**Data entries**
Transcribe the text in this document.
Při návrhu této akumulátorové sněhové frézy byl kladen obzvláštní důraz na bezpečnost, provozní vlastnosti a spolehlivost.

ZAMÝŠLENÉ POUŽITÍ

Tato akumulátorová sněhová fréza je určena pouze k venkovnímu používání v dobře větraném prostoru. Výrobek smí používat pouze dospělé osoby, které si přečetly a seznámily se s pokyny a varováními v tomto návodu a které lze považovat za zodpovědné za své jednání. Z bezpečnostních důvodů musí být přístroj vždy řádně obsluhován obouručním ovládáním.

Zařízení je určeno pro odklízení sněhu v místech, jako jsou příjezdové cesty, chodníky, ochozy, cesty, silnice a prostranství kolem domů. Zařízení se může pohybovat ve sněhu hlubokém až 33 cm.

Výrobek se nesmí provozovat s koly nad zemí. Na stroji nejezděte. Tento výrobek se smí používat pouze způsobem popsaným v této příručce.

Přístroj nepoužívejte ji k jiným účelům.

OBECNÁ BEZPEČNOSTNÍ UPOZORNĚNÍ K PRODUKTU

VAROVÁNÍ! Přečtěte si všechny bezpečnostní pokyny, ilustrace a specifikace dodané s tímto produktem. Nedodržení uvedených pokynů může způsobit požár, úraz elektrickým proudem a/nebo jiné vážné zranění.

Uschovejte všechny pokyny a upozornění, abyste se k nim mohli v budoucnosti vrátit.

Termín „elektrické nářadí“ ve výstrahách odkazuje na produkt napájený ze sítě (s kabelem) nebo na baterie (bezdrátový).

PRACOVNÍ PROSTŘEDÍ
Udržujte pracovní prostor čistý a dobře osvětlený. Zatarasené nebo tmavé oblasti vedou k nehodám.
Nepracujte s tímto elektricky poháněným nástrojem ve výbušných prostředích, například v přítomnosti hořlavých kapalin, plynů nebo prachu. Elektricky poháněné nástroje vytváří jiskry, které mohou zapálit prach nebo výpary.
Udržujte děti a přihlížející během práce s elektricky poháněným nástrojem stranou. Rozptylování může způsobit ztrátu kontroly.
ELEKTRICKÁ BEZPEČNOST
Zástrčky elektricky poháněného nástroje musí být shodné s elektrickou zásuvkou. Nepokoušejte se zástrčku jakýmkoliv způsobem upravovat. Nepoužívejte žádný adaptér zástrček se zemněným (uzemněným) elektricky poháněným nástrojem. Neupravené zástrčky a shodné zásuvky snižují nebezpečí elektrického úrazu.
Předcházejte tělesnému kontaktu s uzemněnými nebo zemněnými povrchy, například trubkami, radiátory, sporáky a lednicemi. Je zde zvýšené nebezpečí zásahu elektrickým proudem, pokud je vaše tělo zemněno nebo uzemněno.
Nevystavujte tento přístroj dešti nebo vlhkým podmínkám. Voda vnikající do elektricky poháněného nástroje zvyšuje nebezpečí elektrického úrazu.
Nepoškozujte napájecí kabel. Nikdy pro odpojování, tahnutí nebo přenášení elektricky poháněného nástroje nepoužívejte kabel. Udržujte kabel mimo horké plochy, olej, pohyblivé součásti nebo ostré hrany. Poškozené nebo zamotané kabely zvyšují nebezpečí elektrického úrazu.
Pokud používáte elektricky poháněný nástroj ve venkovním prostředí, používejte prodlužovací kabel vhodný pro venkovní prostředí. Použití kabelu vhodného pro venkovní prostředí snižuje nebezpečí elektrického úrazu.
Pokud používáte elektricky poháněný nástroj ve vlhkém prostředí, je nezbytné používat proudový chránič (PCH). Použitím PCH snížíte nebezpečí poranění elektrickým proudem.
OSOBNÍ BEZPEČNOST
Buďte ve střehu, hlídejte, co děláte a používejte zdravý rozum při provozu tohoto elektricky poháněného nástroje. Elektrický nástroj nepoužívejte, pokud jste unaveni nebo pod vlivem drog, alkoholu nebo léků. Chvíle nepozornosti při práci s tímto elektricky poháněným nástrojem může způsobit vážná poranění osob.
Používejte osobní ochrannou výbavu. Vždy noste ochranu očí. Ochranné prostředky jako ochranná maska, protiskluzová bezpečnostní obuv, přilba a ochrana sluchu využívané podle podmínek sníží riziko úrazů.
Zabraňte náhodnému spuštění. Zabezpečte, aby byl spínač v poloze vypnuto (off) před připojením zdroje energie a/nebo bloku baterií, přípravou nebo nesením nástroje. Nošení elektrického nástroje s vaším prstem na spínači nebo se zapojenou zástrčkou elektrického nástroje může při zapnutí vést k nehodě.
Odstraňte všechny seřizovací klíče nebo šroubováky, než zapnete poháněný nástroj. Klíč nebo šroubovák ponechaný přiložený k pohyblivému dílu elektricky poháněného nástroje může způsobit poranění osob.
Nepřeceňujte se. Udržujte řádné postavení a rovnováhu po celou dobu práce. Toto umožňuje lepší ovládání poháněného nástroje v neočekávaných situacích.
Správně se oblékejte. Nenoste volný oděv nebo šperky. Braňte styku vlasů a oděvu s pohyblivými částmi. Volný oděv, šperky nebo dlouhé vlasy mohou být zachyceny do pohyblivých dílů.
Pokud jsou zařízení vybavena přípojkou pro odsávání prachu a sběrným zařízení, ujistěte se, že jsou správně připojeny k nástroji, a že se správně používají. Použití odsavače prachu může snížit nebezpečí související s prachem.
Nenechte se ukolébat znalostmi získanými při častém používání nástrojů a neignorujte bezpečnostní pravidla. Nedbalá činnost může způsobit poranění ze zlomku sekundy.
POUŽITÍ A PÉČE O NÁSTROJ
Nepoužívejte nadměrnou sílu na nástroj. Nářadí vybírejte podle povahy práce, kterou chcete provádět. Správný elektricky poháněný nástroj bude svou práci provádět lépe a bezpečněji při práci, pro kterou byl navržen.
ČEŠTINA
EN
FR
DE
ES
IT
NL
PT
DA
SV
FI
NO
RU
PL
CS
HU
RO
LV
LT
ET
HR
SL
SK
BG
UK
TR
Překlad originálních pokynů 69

**WHAT THE TASK ASKS**
Your task is to reproduce the whole listing exactly.

**ANSWER TO THE PROBLEM**
Transcribe the text in this document.
Při návrhu této akumulátorové sněhové frézy byl kladen obzvláštní důraz na bezpečnost, provozní vlastnosti a spolehlivost.

ZAMÝŠLENÉ POUŽITÍ

Tato akumulátorová sněhová fréza je určena pouze k venkovnímu používání v dobře větraném prostoru. Výrobek smí používat pouze dospělé osoby, které si přečetly a seznámily se s pokyny a varováními v tomto návodu a které lze považovat za zodpovědné za své jednání. Z bezpečnostních důvodů musí být přístroj vždy řádně obsluhován obouručním ovládáním.

Zařízení je určeno pro odklízení sněhu v místech, jako jsou příjezdové cesty, chodníky, ochozy, cesty, silnice a prostranství kolem domů. Zařízení se může pohybovat ve sněhu hlubokém až 33 cm.

Výrobek se nesmí provozovat s koly nad zemí. Na stroji nejezděte. Tento výrobek se smí používat pouze způsobem popsaným v této příručce.

Přístroj nepoužívejte ji k jiným účelům.

OBECNÁ BEZPEČNOSTNÍ UPOZORNĚNÍ K PRODUKTU

VAROVÁNÍ! Přečtěte si všechny bezpečnostní pokyny, ilustrace a specifikace dodané s tímto produktem. Nedodržení uvedených pokynů může způsobit požár, úraz elektrickým proudem a/nebo jiné vážné zranění.

Uschovejte všechny pokyny a upozornění, abyste se k nim mohli v budoucnosti vrátit.

Termín „elektrické nářadí“ ve výstrahách odkazuje na produkt napájený ze sítě (s kabelem) nebo na baterie (bezdrátový).

PRACOVNÍ PROSTŘEDÍ
Udržujte pracovní prostor čistý a dobře osvětlený. Zatarasené nebo tmavé oblasti vedou k nehodám.
Nepracujte s tímto elektricky poháněným nástrojem ve výbušných prostředích, například v přítomnosti hořlavých kapalin, plynů nebo prachu. Elektricky poháněné nástroje vytváří jiskry, které mohou zapálit prach nebo výpary.
Udržujte děti a přihlížející během práce s elektricky poháněným nástrojem stranou. Rozptylování může způsobit ztrátu kontroly.
ELEKTRICKÁ BEZPEČNOST
Zástrčky elektricky poháněného nástroje musí být shodné s elektrickou zásuvkou. Nepokoušejte se zástrčku jakýmkoliv způsobem upravovat. Nepoužívejte žádný adaptér zástrček se zemněným (uzemněným) elektricky poháněným nástrojem. Neupravené zástrčky a shodné zásuvky snižují nebezpečí elektrického úrazu.
Předcházejte tělesnému kontaktu s uzemněnými nebo zemněnými povrchy, například trubkami, radiátory, sporáky a lednicemi. Je zde zvýšené nebezpečí zásahu elektrickým proudem, pokud je vaše tělo zemněno nebo uzemněno.
Nevystavujte tento přístroj dešti nebo vlhkým podmínkám. Voda vnikající do elektricky poháněného nástroje zvyšuje nebezpečí elektrického úrazu.
Nepoškozujte napájecí kabel. Nikdy pro odpojování, tahnutí nebo přenášení elektricky poháněného nástroje nepoužívejte kabel. Udržujte kabel mimo horké plochy, olej, pohyblivé součásti nebo ostré hrany. Poškozené nebo zamotané kabely zvyšují nebezpečí elektrického úrazu.
Pokud používáte elektricky poháněný nástroj ve venkovním prostředí, používejte prodlužovací kabel vhodný pro venkovní prostředí. Použití kabelu vhodného pro venkovní prostředí snižuje nebezpečí elektrického úrazu.
Pokud používáte elektricky poháněný nástroj ve vlhkém prostředí, je nezbytné používat proudový chránič (PCH). Použitím PCH snížíte nebezpečí poranění elektrickým proudem.
OSOBNÍ BEZPEČNOST
Buďte ve střehu, hlídejte, co děláte a používejte zdravý rozum při provozu tohoto elektricky poháněného nástroje. Elektrický nástroj nepoužívejte, pokud jste unaveni nebo pod vlivem drog, alkoholu nebo léků. Chvíle nepozornosti při práci s tímto elektricky poháněným nástrojem může způsobit vážná poranění osob.
Používejte osobní ochrannou výbavu. Vždy noste ochranu očí. Ochranné prostředky jako ochranná maska, protiskluzová bezpečnostní obuv, přilba a ochrana sluchu využívané podle podmínek sníží riziko úrazů.
Zabraňte náhodnému spuštění. Zabezpečte, aby byl spínač v poloze vypnuto (off) před připojením zdroje energie a/nebo bloku baterií, přípravou nebo nesením nástroje. Nošení elektrického nástroje s vaším prstem na spínači nebo se zapojenou zástrčkou elektrického nástroje může při zapnutí vést k nehodě.
Odstraňte všechny seřizovací klíče nebo šroubováky, než zapnete poháněný nástroj. Klíč nebo šroubovák ponechaný přiložený k pohyblivému dílu elektricky poháněného nástroje může způsobit poranění osob.
Nepřeceňujte se. Udržujte řádné postavení a rovnováhu po celou dobu práce. Toto umožňuje lepší ovládání poháněného nástroje v neočekávaných situacích.
Správně se oblékejte. Nenoste volný oděv nebo šperky. Braňte styku vlasů a oděvu s pohyblivými částmi. Volný oděv, šperky nebo dlouhé vlasy mohou být zachyceny do pohyblivých dílů.
Pokud jsou zařízení vybavena přípojkou pro odsávání prachu a sběrným zařízení, ujistěte se, že jsou správně připojeny k nástroji, a že se správně používají. Použití odsavače prachu může snížit nebezpečí související s prachem.
Nenechte se ukolébat znalostmi získanými při častém používání nástrojů a neignorujte bezpečnostní pravidla. Nedbalá činnost může způsobit poranění ze zlomku sekundy.
POUŽITÍ A PÉČE O NÁSTROJ
Nepoužívejte nadměrnou sílu na nástroj. Nářadí vybírejte podle povahy práce, kterou chcete provádět. Správný elektricky poháněný nástroj bude svou práci provádět lépe a bezpečněji při práci, pro kterou byl navržen.
ČEŠTINA
EN
FR
DE
ES
IT
NL
PT
DA
SV
FI
NO
RU
PL
CS
HU
RO
LV
LT
ET
HR
SL
SK
BG
UK
TR
Překlad originálních pokynů 69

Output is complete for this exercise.